- [DO THIS]:
Copy every line of the records below where the word "slides" occurs.

- [RECORDS SUPPLIED]:
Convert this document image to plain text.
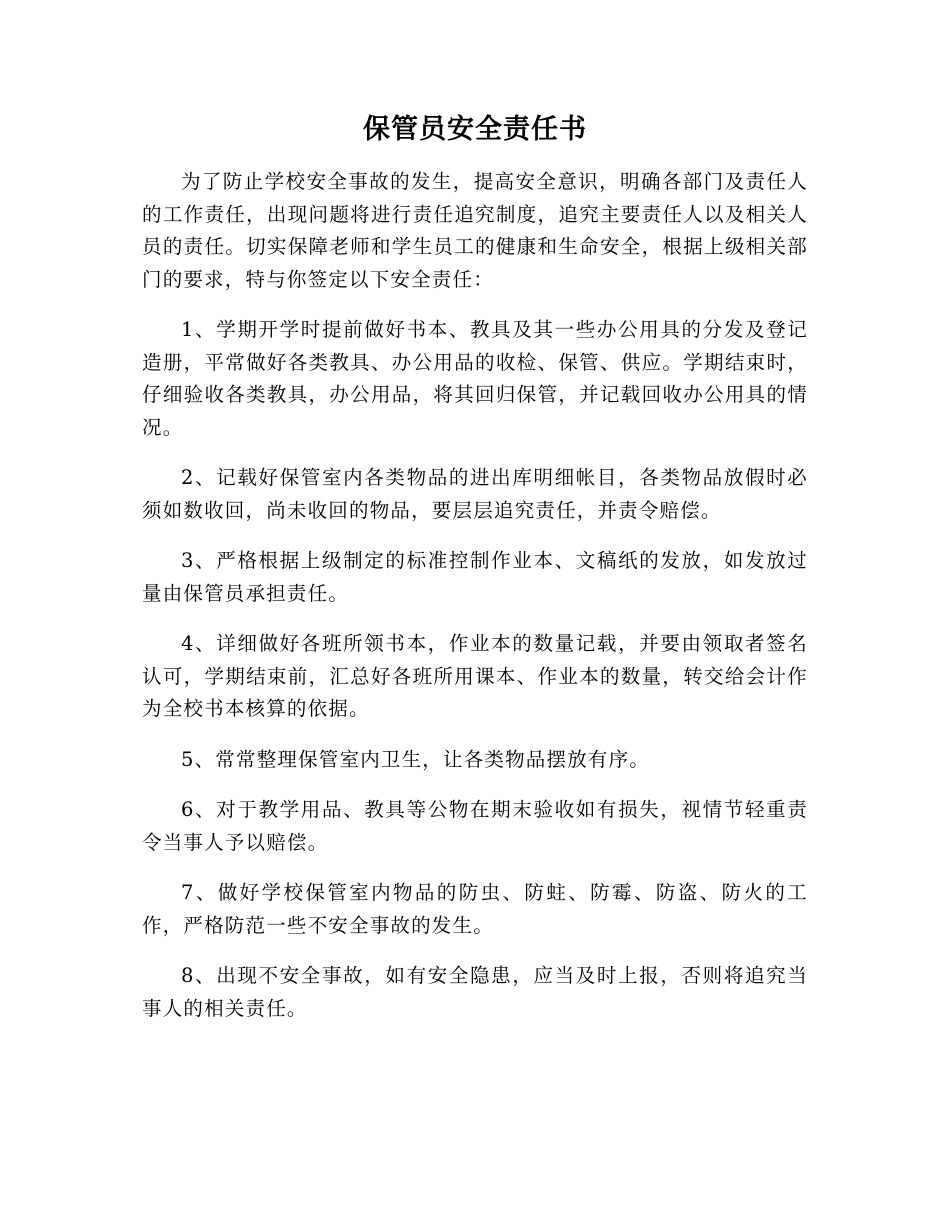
保管员安全责任书

为了防止学校安全事故的发生，提高安全意识，明确各部门及责任人的工作责任，出现问题将进行责任追究制度，追究主要责任人以及相关人员的责任。切实保障老师和学生员工的健康和生命安全，根据上级相关部门的要求，特与你签定以下安全责任：

1、学期开学时提前做好书本、教具及其一些办公用具的分发及登记造册，平常做好各类教具、办公用品的收检、保管、供应。学期结束时，仔细验收各类教具，办公用品，将其回归保管，并记载回收办公用具的情况。

2、记载好保管室内各类物品的进出库明细帐目，各类物品放假时必须如数收回，尚未收回的物品，要层层追究责任，并责令赔偿。

3、严格根据上级制定的标准控制作业本、文稿纸的发放，如发放过量由保管员承担责任。

4、详细做好各班所领书本，作业本的数量记载，并要由领取者签名认可，学期结束前，汇总好各班所用课本、作业本的数量，转交给会计作为全校书本核算的依据。

5、常常整理保管室内卫生，让各类物品摆放有序。

6、对于教学用品、教具等公物在期末验收如有损失，视情节轻重责令当事人予以赔偿。

7、做好学校保管室内物品的防虫、防蛀、防霉、防盗、防火的工作，严格防范一些不安全事故的发生。

8、出现不安全事故，如有安全隐患，应当及时上报，否则将追究当事人的相关责任。
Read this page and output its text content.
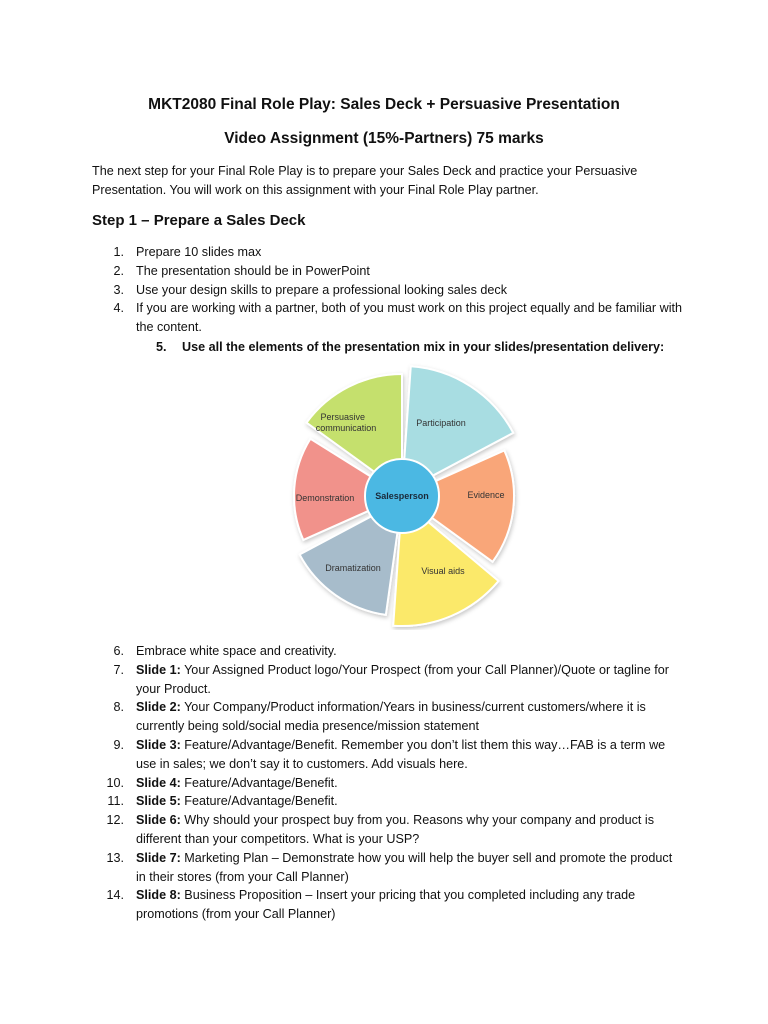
MKT2080 Final Role Play: Sales Deck + Persuasive Presentation
Video Assignment (15%-Partners) 75 marks

The next step for your Final Role Play is to prepare your Sales Deck and practice your Persuasive Presentation. You will work on this assignment with your Final Role Play partner.

Step 1 – Prepare a Sales Deck
1. Prepare 10 slides max
2. The presentation should be in PowerPoint
3. Use your design skills to prepare a professional looking sales deck
4. If you are working with a partner, both of you must work on this project equally and be familiar with the content.

5. Use all the elements of the presentation mix in your slides/presentation delivery:

Salesperson
Participation
Evidence
Visual aids
Dramatization
Demonstration
Persuasive communication
6. Embrace white space and creativity.
7. Slide 1: Your Assigned Product logo/Your Prospect (from your Call Planner)/Quote or tagline for your Product.
8. Slide 2: Your Company/Product information/Years in business/current customers/where it is currently being sold/social media presence/mission statement
9. Slide 3: Feature/Advantage/Benefit. Remember you don’t list them this way…FAB is a term we use in sales; we don’t say it to customers. Add visuals here.
10. Slide 4: Feature/Advantage/Benefit.
11. Slide 5: Feature/Advantage/Benefit.
12. Slide 6: Why should your prospect buy from you. Reasons why your company and product is different than your competitors. What is your USP?
13. Slide 7: Marketing Plan – Demonstrate how you will help the buyer sell and promote the product in their stores (from your Call Planner)
14. Slide 8: Business Proposition – Insert your pricing that you completed including any trade promotions (from your Call Planner)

- [SOLUTION BELOW]:
1. Prepare 10 slides max
5. Use all the elements of the presentation mix in your slides/presentation delivery:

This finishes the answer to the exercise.